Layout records
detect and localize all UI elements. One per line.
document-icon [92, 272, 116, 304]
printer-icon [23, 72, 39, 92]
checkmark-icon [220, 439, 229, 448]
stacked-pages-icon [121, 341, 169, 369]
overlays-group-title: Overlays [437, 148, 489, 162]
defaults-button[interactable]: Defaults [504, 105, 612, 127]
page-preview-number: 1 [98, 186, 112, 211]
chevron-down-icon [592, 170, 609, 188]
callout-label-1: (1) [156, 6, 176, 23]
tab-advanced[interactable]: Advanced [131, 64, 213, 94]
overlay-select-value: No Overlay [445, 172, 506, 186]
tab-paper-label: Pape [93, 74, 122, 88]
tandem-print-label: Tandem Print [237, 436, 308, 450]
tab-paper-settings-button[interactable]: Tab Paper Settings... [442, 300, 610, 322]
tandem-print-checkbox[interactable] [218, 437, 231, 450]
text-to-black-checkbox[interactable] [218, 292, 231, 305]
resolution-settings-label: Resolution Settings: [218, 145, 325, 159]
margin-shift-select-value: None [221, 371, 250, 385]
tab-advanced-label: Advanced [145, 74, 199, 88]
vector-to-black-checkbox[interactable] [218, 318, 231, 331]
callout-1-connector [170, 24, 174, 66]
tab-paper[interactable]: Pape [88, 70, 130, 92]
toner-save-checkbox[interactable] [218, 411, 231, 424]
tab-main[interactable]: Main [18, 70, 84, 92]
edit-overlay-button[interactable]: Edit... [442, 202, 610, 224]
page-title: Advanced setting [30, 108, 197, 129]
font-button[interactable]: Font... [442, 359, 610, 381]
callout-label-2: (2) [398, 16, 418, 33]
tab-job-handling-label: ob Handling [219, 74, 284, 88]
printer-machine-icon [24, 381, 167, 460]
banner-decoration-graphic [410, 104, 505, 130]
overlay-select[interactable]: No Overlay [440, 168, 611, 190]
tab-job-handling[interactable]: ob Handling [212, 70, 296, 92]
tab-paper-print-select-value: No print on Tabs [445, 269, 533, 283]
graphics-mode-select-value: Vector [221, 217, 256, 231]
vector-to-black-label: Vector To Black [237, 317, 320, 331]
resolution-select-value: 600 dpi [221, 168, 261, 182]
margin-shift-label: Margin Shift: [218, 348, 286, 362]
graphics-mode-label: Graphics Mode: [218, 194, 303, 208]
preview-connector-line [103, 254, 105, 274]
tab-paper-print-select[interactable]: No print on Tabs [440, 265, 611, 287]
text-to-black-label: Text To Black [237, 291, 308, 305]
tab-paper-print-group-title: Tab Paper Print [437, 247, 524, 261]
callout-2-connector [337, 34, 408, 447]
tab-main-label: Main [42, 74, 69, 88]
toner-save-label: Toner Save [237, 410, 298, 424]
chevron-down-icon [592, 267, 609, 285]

* [Problem statement] Rename "checkbox" to "toggle" throughout the records, starting from the first line and stopping after the line containing "font-button[interactable]: Font... [442, 359, 610, 381]". Reproduce only those lines, with everything else unchanged.

* [Task solution]
detect and localize all UI elements. One per line.
document-icon [92, 272, 116, 304]
printer-icon [23, 72, 39, 92]
checkmark-icon [220, 439, 229, 448]
stacked-pages-icon [121, 341, 169, 369]
overlays-group-title: Overlays [437, 148, 489, 162]
defaults-button[interactable]: Defaults [504, 105, 612, 127]
page-preview-number: 1 [98, 186, 112, 211]
chevron-down-icon [592, 170, 609, 188]
callout-label-1: (1) [156, 6, 176, 23]
tab-advanced[interactable]: Advanced [131, 64, 213, 94]
overlay-select-value: No Overlay [445, 172, 506, 186]
tab-paper-label: Pape [93, 74, 122, 88]
tandem-print-label: Tandem Print [237, 436, 308, 450]
tab-paper-settings-button[interactable]: Tab Paper Settings... [442, 300, 610, 322]
tandem-print-toggle[interactable] [218, 437, 231, 450]
text-to-black-toggle[interactable] [218, 292, 231, 305]
resolution-settings-label: Resolution Settings: [218, 145, 325, 159]
margin-shift-select-value: None [221, 371, 250, 385]
tab-advanced-label: Advanced [145, 74, 199, 88]
vector-to-black-toggle[interactable] [218, 318, 231, 331]
callout-1-connector [170, 24, 174, 66]
tab-paper[interactable]: Pape [88, 70, 130, 92]
toner-save-toggle[interactable] [218, 411, 231, 424]
tab-main[interactable]: Main [18, 70, 84, 92]
edit-overlay-button[interactable]: Edit... [442, 202, 610, 224]
page-title: Advanced setting [30, 108, 197, 129]
font-button[interactable]: Font... [442, 359, 610, 381]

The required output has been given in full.